- What the task requires
Copy all of the material below exactly.

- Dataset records
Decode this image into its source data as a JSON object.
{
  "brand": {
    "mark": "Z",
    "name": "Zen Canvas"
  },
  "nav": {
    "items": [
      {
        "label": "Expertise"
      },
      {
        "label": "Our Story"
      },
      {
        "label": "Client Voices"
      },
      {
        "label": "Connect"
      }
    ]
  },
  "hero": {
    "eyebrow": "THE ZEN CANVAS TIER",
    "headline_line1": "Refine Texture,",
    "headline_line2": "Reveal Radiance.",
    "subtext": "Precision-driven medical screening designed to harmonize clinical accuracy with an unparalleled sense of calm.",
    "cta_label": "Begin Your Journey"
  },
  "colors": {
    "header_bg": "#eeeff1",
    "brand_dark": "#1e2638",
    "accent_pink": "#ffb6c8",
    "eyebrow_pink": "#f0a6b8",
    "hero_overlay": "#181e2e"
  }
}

- Written solution
Decode this image into its source data as a JSON object.
{
  "brand": {
    "mark": "Z",
    "name": "Zen Canvas"
  },
  "nav": {
    "items": [
      {
        "label": "Expertise"
      },
      {
        "label": "Our Story"
      },
      {
        "label": "Client Voices"
      },
      {
        "label": "Connect"
      }
    ]
  },
  "hero": {
    "eyebrow": "THE ZEN CANVAS TIER",
    "headline_line1": "Refine Texture,",
    "headline_line2": "Reveal Radiance.",
    "subtext": "Precision-driven medical screening designed to harmonize clinical accuracy with an unparalleled sense of calm.",
    "cta_label": "Begin Your Journey"
  },
  "colors": {
    "header_bg": "#eeeff1",
    "brand_dark": "#1e2638",
    "accent_pink": "#ffb6c8",
    "eyebrow_pink": "#f0a6b8",
    "hero_overlay": "#181e2e"
  }
}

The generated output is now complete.